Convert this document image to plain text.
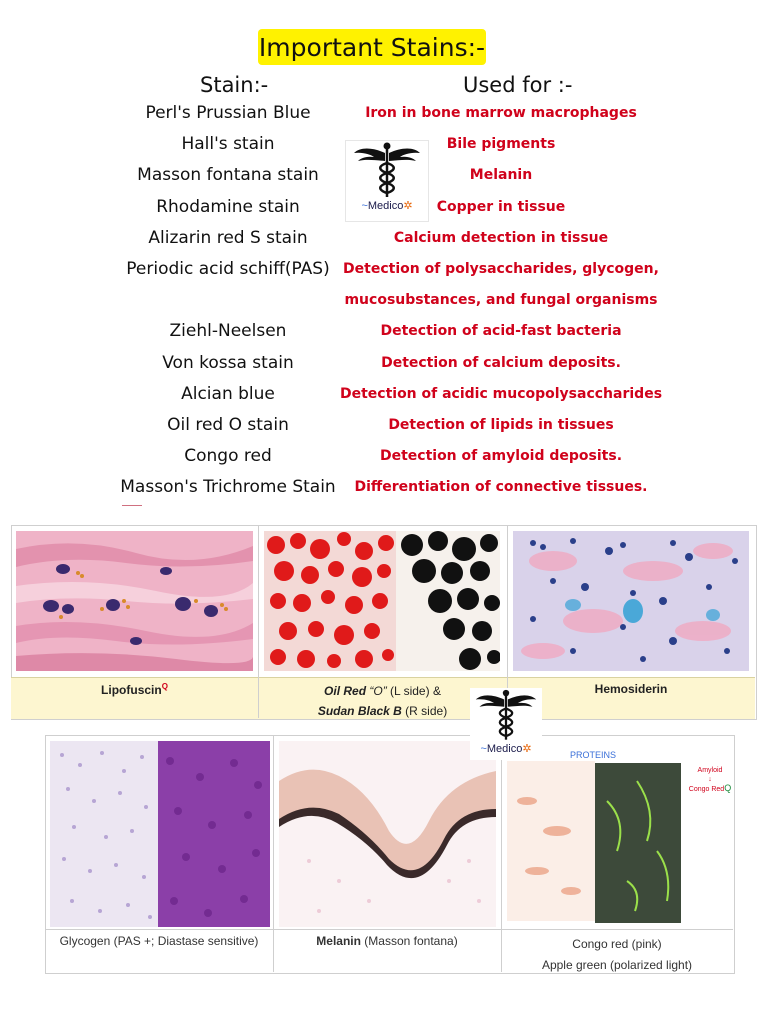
Important Stains:-
Stain:-	Used for :-
Perl's Prussian Blue	Iron in bone marrow macrophages
Hall's stain	Bile pigments
Masson fontana stain	Melanin
Rhodamine stain	Copper in tissue
Alizarin red S stain	Calcium detection in tissue
Periodic acid schiff(PAS) Detection of polysaccharides, glycogen,
mucosubstances, and fungal organisms
Ziehl-Neelsen	Detection of acid-fast bacteria
Von kossa stain	Detection of calcium deposits.
Alcian blue	Detection of acidic mucopolysaccharides
Oil red O stain	Detection of lipids in tissues
Congo red	Detection of amyloid deposits.
Masson's Trichrome Stain	Differentiation of connective tissues.
~Medico✲
Lipofuscin$^Q$	Oil Red “O” (L side) &
Sudan Black B (R side)
Hemosiderin
PROTEINS
Amyloid
↓
Congo RedQ
~Medico✲
Glycogen (PAS +; Diastase sensitive)	Melanin (Masson fontana)	Congo red (pink)
Apple green (polarized light)
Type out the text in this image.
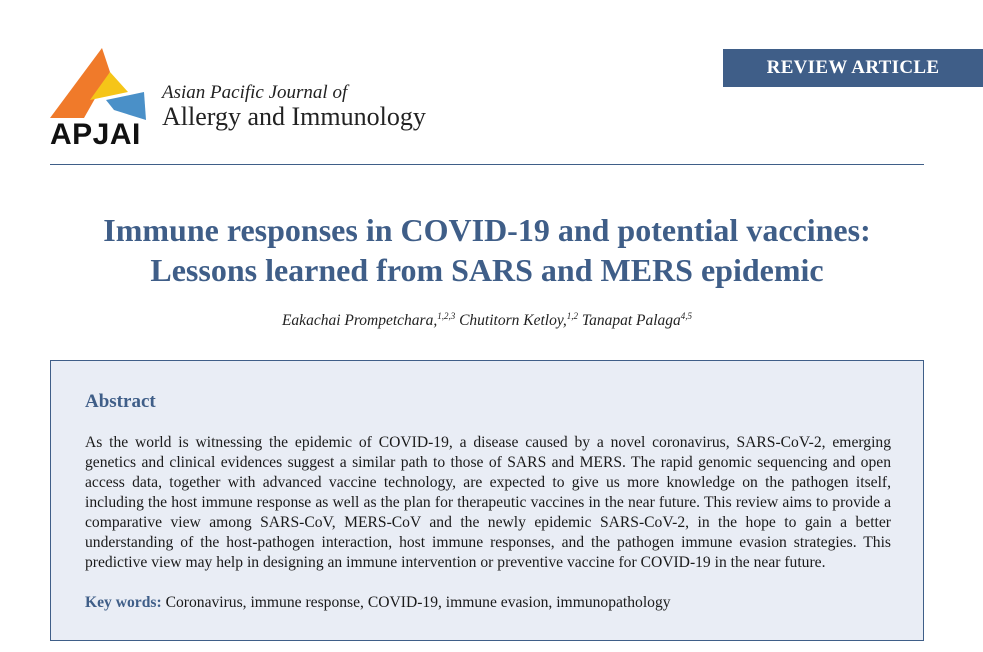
APJAI
Asian Pacific Journal of
Allergy and Immunology
REVIEW ARTICLE
Immune responses in COVID-19 and potential vaccines:
Lessons learned from SARS and MERS epidemic
Eakachai Prompetchara,$^{1,2,3}$ Chutitorn Ketloy,$^{1,2}$ Tanapat Palaga$^{4,5}$
Abstract
As the world is witnessing the epidemic of COVID-19, a disease caused by a novel coronavirus, SARS-CoV-2, emerging genetics and clinical evidences suggest a similar path to those of SARS and MERS. The rapid genomic sequencing and open access data, together with advanced vaccine technology, are expected to give us more knowledge on the pathogen itself, including the host immune response as well as the plan for therapeutic vaccines in the near future. This review aims to provide a comparative view among SARS-CoV, MERS-CoV and the newly epidemic SARS-CoV-2, in the hope to gain a better understanding of the host-pathogen interaction, host immune responses, and the pathogen immune evasion strategies. This predictive view may help in designing an immune intervention or preventive vaccine for COVID-19 in the near future.
Key words: Coronavirus, immune response, COVID-19, immune evasion, immunopathology
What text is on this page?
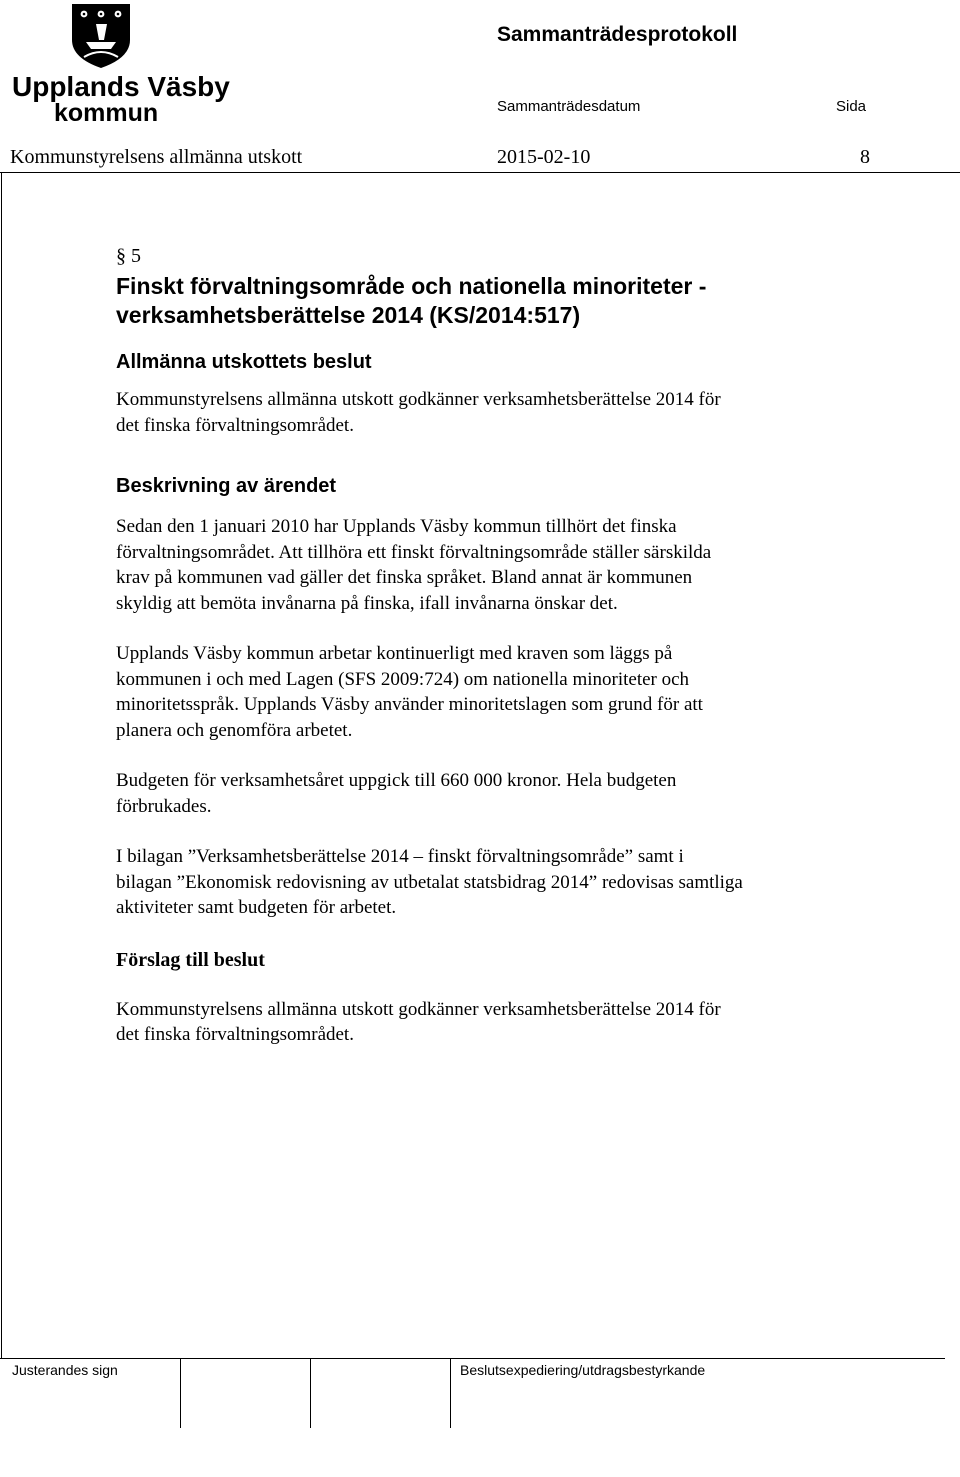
Upplands Väsby
kommun
Sammanträdesprotokoll
Sammanträdesdatum	Sida
Kommunstyrelsens allmänna utskott	2015-02-10	8

§ 5

Finskt förvaltningsområde och nationella minoriteter -

verksamhetsberättelse 2014 (KS/2014:517)

Allmänna utskottets beslut

Kommunstyrelsens allmänna utskott godkänner verksamhetsberättelse 2014 för

det finska förvaltningsområdet.

Beskrivning av ärendet

Sedan den 1 januari 2010 har Upplands Väsby kommun tillhört det finska

förvaltningsområdet. Att tillhöra ett finskt förvaltningsområde ställer särskilda

krav på kommunen vad gäller det finska språket. Bland annat är kommunen

skyldig att bemöta invånarna på finska, ifall invånarna önskar det.

Upplands Väsby kommun arbetar kontinuerligt med kraven som läggs på

kommunen i och med Lagen (SFS 2009:724) om nationella minoriteter och

minoritetsspråk. Upplands Väsby använder minoritetslagen som grund för att

planera och genomföra arbetet.

Budgeten för verksamhetsåret uppgick till 660 000 kronor. Hela budgeten

förbrukades.

I bilagan ”Verksamhetsberättelse 2014 – finskt förvaltningsområde” samt i

bilagan ”Ekonomisk redovisning av utbetalat statsbidrag 2014” redovisas samtliga

aktiviteter samt budgeten för arbetet.

Förslag till beslut

Kommunstyrelsens allmänna utskott godkänner verksamhetsberättelse 2014 för

det finska förvaltningsområdet.

Justerandes sign	Beslutsexpediering/utdragsbestyrkande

* * * * * * * * *

(Problem statement): Omit the pictures and give the material again, exactly and in full.

(Exercise answer):
Convert this document image to plain text.
Important Stains:-
Stain:-	Used for :-
Perl's Prussian Blue	Iron in bone marrow macrophages
Hall's stain	Bile pigments
Masson fontana stain	Melanin
Rhodamine stain	Copper in tissue
Alizarin red S stain	Calcium detection in tissue
Periodic acid schiff(PAS) Detection of polysaccharides, glycogen,
mucosubstances, and fungal organisms
Ziehl-Neelsen	Detection of acid-fast bacteria
Von kossa stain	Detection of calcium deposits.
Alcian blue	Detection of acidic mucopolysaccharides
Oil red O stain	Detection of lipids in tissues
Congo red	Detection of amyloid deposits.
Masson's Trichrome Stain	Differentiation of connective tissues.
~Medico✲
Lipofuscin$^Q$	Oil Red “O” (L side) &
Sudan Black B (R side)
Hemosiderin
PROTEINS
Amyloid
↓
Congo RedQ
~Medico✲
Glycogen (PAS +; Diastase sensitive)	Melanin (Masson fontana)	Congo red (pink)
Apple green (polarized light)
Type out the text in this image.
APJAI
Asian Pacific Journal of
Allergy and Immunology
REVIEW ARTICLE
Immune responses in COVID-19 and potential vaccines:
Lessons learned from SARS and MERS epidemic
Eakachai Prompetchara,$^{1,2,3}$ Chutitorn Ketloy,$^{1,2}$ Tanapat Palaga$^{4,5}$
Abstract
As the world is witnessing the epidemic of COVID-19, a disease caused by a novel coronavirus, SARS-CoV-2, emerging genetics and clinical evidences suggest a similar path to those of SARS and MERS. The rapid genomic sequencing and open access data, together with advanced vaccine technology, are expected to give us more knowledge on the pathogen itself, including the host immune response as well as the plan for therapeutic vaccines in the near future. This review aims to provide a comparative view among SARS-CoV, MERS-CoV and the newly epidemic SARS-CoV-2, in the hope to gain a better understanding of the host-pathogen interaction, host immune responses, and the pathogen immune evasion strategies. This predictive view may help in designing an immune intervention or preventive vaccine for COVID-19 in the near future.
Key words: Coronavirus, immune response, COVID-19, immune evasion, immunopathology
What text is on this page?
Upplands Väsby
kommun
Sammanträdesprotokoll
Sammanträdesdatum	Sida
Kommunstyrelsens allmänna utskott	2015-02-10	8

§ 5

Finskt förvaltningsområde och nationella minoriteter -

verksamhetsberättelse 2014 (KS/2014:517)

Allmänna utskottets beslut

Kommunstyrelsens allmänna utskott godkänner verksamhetsberättelse 2014 för

det finska förvaltningsområdet.

Beskrivning av ärendet

Sedan den 1 januari 2010 har Upplands Väsby kommun tillhört det finska

förvaltningsområdet. Att tillhöra ett finskt förvaltningsområde ställer särskilda

krav på kommunen vad gäller det finska språket. Bland annat är kommunen

skyldig att bemöta invånarna på finska, ifall invånarna önskar det.

Upplands Väsby kommun arbetar kontinuerligt med kraven som läggs på

kommunen i och med Lagen (SFS 2009:724) om nationella minoriteter och

minoritetsspråk. Upplands Väsby använder minoritetslagen som grund för att

planera och genomföra arbetet.

Budgeten för verksamhetsåret uppgick till 660 000 kronor. Hela budgeten

förbrukades.

I bilagan ”Verksamhetsberättelse 2014 – finskt förvaltningsområde” samt i

bilagan ”Ekonomisk redovisning av utbetalat statsbidrag 2014” redovisas samtliga

aktiviteter samt budgeten för arbetet.

Förslag till beslut

Kommunstyrelsens allmänna utskott godkänner verksamhetsberättelse 2014 för

det finska förvaltningsområdet.

Justerandes sign	Beslutsexpediering/utdragsbestyrkande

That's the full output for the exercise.